Antologia desnuda explicações para o amor

Eduardo Knapp-1.jul.96/Folha Imagem
Sensualidade em pequenos detalhes é o tema de textos de "100 Melhores Histórias Eróticas"


MARCELO RUBENS PAIVA
ARTICULISTA DA FOLHA

O livro "100 Melhores Histórias Eróticas da Literatura Universal", seleção, introdução e notas de Flávio Moreira da Costa, com a colaboração de Celina Portocarrero, não dá para ser lido numa única sentada.
O catatau de 640 páginas talvez sirva à curiosidade, à consulta e, ops, à libido. Há muitas ausências. É evidente. Numa seleção como esta, ousada e subjetiva, a unanimidade é uma causa perdida.
Costa foi cuidadoso em não destacar os cem melhores contos ou as cem melhores histórias. Apenas indicou: "100 Melhores". Uma antologia como esta tem sua escolha contaminada pela liberação de direitos autorais -mais de 20% dos textos não estão sob domínio público.
Há trechos de romances e poemas, o que é insólito, dirão os leitores mais exigentes, pois retiram textos de uma obra, que vieram com as amarras de uma trama, um enredo, um contexto. Mas são histórias dentro de histórias.
O conceito de erótico é amplo, desgraçadamente cheio de escrúpulos, incomoda e excita, causa curiosidade e, antes de tudo, vende bem à beça. Já levou muito escritor à prisão ou a sanatórios.
Está lá João do Rio, com "Penélope", carioca justamente recuperado. Mas não está seu discípulo mais notório, Nelson Rodrigues, o Anjo Pornográfico.
Charles Bukowski, herdeiro dos beats, não é citado. Logo ele... Nem seus herdeiros brasileiros contemporâneos, como Paulo Leminski e Reinaldo Moraes. Está Caio Fernando Abreu, com "Sargento Garcia". Está o genial Domingos Pellegrini, autor que deu uma sumida e enviou um conto inédito, "Um Passeio pelo Rio".

→ **Trechos dos dados**:
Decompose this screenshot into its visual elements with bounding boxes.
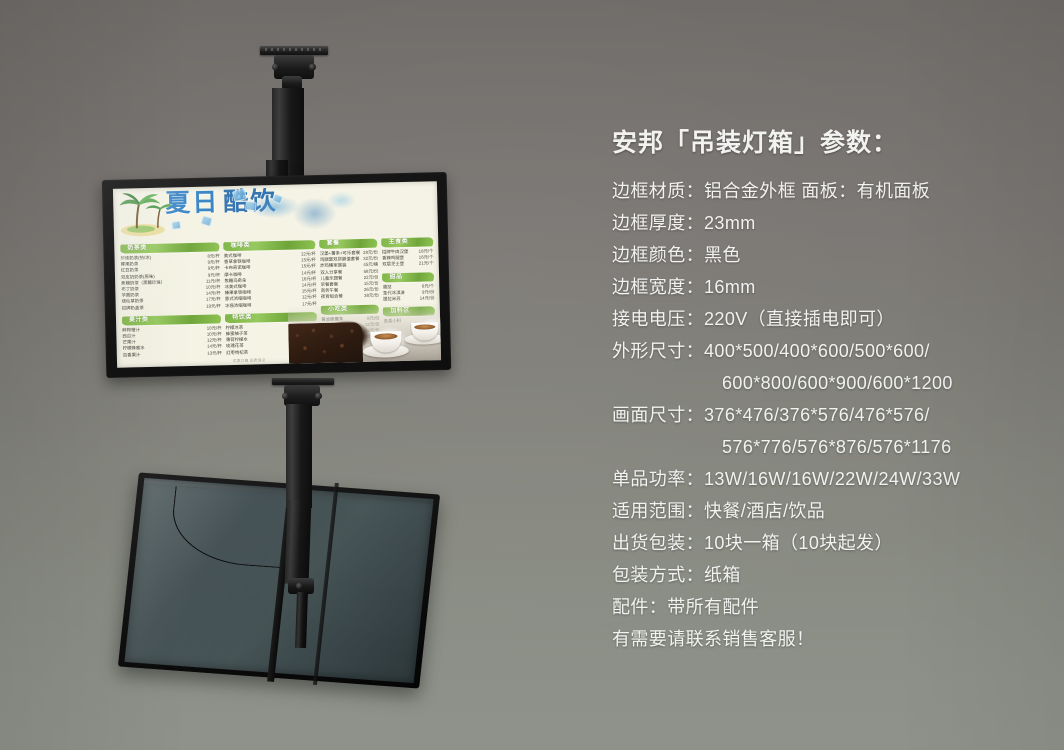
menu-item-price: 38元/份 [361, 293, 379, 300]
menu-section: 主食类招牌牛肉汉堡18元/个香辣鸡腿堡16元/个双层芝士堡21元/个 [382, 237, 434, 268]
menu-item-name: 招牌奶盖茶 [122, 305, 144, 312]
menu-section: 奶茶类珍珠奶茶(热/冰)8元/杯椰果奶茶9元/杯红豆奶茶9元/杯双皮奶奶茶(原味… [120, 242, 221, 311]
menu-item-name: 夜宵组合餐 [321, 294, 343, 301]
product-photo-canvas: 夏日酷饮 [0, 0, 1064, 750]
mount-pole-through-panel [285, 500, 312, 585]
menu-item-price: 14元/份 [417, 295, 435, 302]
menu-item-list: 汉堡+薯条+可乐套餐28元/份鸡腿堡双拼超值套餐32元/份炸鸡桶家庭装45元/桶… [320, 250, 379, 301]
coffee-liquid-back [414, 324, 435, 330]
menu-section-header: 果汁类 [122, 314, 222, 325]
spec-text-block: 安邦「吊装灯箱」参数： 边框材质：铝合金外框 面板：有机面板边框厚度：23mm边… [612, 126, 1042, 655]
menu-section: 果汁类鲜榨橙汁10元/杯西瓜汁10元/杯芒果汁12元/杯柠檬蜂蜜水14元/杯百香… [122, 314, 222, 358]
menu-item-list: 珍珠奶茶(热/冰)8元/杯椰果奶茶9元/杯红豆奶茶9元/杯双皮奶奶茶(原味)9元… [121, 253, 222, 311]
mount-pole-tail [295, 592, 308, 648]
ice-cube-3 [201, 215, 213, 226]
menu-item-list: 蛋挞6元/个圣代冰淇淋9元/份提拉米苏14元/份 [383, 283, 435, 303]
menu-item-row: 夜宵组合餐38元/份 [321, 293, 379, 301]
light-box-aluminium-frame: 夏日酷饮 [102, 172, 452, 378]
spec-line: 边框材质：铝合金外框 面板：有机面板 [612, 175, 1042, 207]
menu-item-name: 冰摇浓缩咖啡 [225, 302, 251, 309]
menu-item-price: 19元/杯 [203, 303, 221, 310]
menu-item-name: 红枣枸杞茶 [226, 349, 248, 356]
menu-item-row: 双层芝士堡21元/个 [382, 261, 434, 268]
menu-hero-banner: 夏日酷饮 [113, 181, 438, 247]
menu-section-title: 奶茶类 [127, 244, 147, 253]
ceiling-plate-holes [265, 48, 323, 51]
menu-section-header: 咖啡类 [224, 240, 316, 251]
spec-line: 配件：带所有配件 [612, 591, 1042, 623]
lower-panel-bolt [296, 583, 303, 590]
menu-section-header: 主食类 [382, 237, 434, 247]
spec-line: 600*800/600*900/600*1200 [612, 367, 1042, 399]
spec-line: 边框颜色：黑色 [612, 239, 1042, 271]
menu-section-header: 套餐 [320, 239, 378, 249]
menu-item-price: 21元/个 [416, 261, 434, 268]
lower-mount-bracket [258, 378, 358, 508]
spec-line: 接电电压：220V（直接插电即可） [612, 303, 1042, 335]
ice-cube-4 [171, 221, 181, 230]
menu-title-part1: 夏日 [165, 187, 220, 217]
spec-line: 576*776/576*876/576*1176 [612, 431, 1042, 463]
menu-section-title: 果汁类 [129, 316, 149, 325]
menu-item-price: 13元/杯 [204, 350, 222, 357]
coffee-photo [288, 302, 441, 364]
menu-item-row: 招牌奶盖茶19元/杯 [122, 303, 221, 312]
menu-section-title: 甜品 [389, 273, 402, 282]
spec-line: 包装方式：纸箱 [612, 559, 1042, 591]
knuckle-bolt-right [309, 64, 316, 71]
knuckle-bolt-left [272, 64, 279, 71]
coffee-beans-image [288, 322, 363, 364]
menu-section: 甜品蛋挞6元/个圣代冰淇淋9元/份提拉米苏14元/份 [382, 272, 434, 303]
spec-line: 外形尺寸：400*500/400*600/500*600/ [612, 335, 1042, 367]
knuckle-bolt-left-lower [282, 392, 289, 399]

→ **Tarefa**: Prossiga a resenha sobre a antologia de histórias eróticas a partir da última frase apresentada. Os dados não são necessários para esta tarefa.

→ **Resposta da tarefa**:
Os poemas eróticos de Drummond não são lembrados; muitos deles revelados após a sua morte. Mas o Vampiro de Curitiba, Dalton Trevisan, tem duas histórias publicadas, "Cântico dos Cânticos" e "Mister Curitiba".
O Bruxo do Cosme Velho aparece, lógico, com dois contos. Machado de Assis tem um erotismo sem disfarces em grande parte de sua obra. Escrevia também para isso, para ruborizar as moçoilas que liam seus folhetins. E há uma observação na apresentação de "Uns Braços" bastante enfática.
Diz o autor da coletânea que "Uns Braços" e "Missa do Galo" são dois de seus melhores contos, "segundo qualquer estudioso bem informado". Não sei se todos os estudiosos bem informados compartilham do mesmo gosto.
Porém quem se propõe a encarar uma coletânea como esta, com tanta gente espiando, deve assumir riscos. E Costa foi corajoso e bem-sucedido, especialmente na reedição de textos esquecidos e desconhecidos.
Começou onde? Grécia, Platão ("O Banquete"). Depois, Ovídio ("Arte de Amar") e Petrônio ("Satyricon"). Passou pelo "Cântico dos Cânticos", "Kama Sutra" e "As Mil e Uma Noites".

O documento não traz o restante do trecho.